* _Supplied material_
··········
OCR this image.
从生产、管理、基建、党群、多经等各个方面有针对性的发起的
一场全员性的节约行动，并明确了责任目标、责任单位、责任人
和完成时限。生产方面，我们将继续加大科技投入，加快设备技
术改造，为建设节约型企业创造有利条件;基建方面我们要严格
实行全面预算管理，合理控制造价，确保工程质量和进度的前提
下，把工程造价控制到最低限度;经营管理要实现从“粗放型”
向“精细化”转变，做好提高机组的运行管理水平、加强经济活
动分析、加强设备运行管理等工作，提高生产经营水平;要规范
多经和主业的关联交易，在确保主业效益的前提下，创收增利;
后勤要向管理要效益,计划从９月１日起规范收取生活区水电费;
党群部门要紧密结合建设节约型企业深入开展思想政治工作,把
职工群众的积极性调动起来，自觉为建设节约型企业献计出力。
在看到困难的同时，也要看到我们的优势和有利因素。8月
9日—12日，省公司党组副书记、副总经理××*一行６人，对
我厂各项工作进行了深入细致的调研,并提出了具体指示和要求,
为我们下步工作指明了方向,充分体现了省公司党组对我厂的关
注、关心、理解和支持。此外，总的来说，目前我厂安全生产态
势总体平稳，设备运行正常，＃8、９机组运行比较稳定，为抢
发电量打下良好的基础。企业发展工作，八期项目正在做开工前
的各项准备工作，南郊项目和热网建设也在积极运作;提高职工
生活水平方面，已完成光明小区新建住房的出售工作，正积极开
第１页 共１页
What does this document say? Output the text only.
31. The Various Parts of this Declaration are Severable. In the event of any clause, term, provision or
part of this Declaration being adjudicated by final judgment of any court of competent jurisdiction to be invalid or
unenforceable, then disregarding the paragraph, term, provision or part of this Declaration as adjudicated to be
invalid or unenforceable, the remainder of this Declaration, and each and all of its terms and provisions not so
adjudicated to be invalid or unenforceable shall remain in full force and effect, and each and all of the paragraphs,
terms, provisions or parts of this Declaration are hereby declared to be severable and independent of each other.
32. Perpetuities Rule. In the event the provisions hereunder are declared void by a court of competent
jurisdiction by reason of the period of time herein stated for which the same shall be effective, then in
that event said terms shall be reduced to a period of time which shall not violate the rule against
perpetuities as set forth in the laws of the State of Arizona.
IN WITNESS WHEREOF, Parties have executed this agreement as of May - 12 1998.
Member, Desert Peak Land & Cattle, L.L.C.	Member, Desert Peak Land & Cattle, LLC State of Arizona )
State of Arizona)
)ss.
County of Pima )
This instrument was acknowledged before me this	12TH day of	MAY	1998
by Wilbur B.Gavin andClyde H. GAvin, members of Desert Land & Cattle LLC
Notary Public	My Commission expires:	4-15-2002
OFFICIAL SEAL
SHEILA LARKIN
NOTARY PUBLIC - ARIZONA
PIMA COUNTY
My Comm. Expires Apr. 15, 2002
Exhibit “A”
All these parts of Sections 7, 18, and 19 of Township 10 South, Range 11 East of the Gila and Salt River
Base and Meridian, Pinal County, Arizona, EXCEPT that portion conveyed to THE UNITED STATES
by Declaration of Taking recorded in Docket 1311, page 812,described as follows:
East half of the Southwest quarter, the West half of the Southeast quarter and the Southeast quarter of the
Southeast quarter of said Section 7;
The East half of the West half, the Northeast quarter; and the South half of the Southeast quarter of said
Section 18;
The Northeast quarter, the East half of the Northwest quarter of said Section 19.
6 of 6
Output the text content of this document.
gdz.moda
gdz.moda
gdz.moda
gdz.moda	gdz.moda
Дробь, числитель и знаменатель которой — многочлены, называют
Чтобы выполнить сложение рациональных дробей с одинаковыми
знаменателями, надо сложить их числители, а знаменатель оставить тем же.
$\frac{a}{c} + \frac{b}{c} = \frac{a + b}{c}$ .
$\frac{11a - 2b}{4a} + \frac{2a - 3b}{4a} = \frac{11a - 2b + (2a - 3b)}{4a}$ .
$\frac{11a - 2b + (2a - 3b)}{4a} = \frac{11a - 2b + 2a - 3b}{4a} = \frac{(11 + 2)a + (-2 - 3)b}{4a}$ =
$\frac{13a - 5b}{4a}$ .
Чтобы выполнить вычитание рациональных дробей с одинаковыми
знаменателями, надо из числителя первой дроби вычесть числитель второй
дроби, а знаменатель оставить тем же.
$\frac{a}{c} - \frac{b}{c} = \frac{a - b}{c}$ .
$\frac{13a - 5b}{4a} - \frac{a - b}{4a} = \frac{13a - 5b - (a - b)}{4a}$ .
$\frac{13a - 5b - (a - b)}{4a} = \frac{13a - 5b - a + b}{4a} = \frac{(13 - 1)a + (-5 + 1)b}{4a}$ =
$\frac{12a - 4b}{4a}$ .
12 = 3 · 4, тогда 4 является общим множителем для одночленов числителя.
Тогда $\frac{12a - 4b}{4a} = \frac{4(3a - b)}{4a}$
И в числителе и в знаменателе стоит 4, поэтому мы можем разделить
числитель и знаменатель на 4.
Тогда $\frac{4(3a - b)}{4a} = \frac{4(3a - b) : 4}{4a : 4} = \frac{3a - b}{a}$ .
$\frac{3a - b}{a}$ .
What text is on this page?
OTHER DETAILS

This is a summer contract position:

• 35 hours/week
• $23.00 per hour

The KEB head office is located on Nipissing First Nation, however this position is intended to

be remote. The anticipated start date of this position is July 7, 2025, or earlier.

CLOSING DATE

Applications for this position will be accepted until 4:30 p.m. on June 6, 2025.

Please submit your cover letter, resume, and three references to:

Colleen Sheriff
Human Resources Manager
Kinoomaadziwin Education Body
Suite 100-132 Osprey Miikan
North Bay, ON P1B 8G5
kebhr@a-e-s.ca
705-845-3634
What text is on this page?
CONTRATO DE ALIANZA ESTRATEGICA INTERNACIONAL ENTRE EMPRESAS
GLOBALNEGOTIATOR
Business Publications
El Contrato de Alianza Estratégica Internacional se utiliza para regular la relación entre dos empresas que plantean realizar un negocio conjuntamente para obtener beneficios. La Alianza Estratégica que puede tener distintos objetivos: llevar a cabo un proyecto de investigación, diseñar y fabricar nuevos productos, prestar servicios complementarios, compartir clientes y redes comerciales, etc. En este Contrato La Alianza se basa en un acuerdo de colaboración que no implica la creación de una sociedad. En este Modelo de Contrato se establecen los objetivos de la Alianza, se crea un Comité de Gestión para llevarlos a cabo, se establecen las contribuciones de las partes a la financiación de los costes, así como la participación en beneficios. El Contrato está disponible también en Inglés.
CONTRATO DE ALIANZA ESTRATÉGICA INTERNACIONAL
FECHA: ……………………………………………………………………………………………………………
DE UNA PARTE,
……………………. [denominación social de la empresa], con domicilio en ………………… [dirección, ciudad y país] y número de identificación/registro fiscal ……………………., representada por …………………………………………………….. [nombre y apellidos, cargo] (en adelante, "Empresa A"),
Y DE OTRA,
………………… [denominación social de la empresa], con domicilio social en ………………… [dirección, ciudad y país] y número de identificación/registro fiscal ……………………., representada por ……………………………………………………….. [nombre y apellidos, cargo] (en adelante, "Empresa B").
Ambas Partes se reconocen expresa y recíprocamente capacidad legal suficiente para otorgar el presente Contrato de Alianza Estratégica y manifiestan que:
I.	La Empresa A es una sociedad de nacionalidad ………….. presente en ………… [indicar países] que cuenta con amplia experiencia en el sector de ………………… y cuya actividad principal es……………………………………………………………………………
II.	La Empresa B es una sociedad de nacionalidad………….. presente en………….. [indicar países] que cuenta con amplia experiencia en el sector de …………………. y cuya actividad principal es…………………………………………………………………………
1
··········
* _Problem statement_
Your task is to list each line of the records with the word "unenforceable".

* _Exercise result_
unenforceable, then disregarding the paragraph, term, provision or part of this Declaration as adjudicated to be
invalid or unenforceable, the remainder of this Declaration, and each and all of its terms and provisions not so
adjudicated to be invalid or unenforceable shall remain in full force and effect, and each and all of the paragraphs,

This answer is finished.